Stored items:
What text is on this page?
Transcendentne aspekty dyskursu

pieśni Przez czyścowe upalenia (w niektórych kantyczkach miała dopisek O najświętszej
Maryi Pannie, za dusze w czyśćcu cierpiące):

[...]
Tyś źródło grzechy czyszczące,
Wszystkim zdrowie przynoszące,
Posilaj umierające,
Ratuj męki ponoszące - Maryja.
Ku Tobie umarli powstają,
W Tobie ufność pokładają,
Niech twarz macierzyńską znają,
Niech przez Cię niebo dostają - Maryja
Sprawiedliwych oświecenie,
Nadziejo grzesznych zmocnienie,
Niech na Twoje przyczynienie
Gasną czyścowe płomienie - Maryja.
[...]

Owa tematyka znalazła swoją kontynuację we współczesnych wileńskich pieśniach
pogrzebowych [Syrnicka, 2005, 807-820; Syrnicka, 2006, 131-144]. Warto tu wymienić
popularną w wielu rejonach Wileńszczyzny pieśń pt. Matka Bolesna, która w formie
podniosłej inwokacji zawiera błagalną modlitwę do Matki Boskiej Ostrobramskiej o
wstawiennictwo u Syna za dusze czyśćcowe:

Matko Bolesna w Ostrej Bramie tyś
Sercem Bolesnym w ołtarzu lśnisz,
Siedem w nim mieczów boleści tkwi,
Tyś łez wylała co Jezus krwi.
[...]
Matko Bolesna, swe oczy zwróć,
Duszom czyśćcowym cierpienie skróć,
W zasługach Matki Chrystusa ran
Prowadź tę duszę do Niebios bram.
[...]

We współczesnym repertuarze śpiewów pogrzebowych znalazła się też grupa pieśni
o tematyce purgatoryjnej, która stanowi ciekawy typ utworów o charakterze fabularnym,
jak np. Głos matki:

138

» JOB
Each line above is to be repeated exactly.

» THE RESULT
What text is on this page?
Transcendentne aspekty dyskursu

pieśni Przez czyścowe upalenia (w niektórych kantyczkach miała dopisek O najświętszej
Maryi Pannie, za dusze w czyśćcu cierpiące):

[...]
Tyś źródło grzechy czyszczące,
Wszystkim zdrowie przynoszące,
Posilaj umierające,
Ratuj męki ponoszące - Maryja.
Ku Tobie umarli powstają,
W Tobie ufność pokładają,
Niech twarz macierzyńską znają,
Niech przez Cię niebo dostają - Maryja
Sprawiedliwych oświecenie,
Nadziejo grzesznych zmocnienie,
Niech na Twoje przyczynienie
Gasną czyścowe płomienie - Maryja.
[...]

Owa tematyka znalazła swoją kontynuację we współczesnych wileńskich pieśniach
pogrzebowych [Syrnicka, 2005, 807-820; Syrnicka, 2006, 131-144]. Warto tu wymienić
popularną w wielu rejonach Wileńszczyzny pieśń pt. Matka Bolesna, która w formie
podniosłej inwokacji zawiera błagalną modlitwę do Matki Boskiej Ostrobramskiej o
wstawiennictwo u Syna za dusze czyśćcowe:

Matko Bolesna w Ostrej Bramie tyś
Sercem Bolesnym w ołtarzu lśnisz,
Siedem w nim mieczów boleści tkwi,
Tyś łez wylała co Jezus krwi.
[...]
Matko Bolesna, swe oczy zwróć,
Duszom czyśćcowym cierpienie skróć,
W zasługach Matki Chrystusa ran
Prowadź tę duszę do Niebios bram.
[...]

We współczesnym repertuarze śpiewów pogrzebowych znalazła się też grupa pieśni
o tematyce purgatoryjnej, która stanowi ciekawy typ utworów o charakterze fabularnym,
jak np. Głos matki:

138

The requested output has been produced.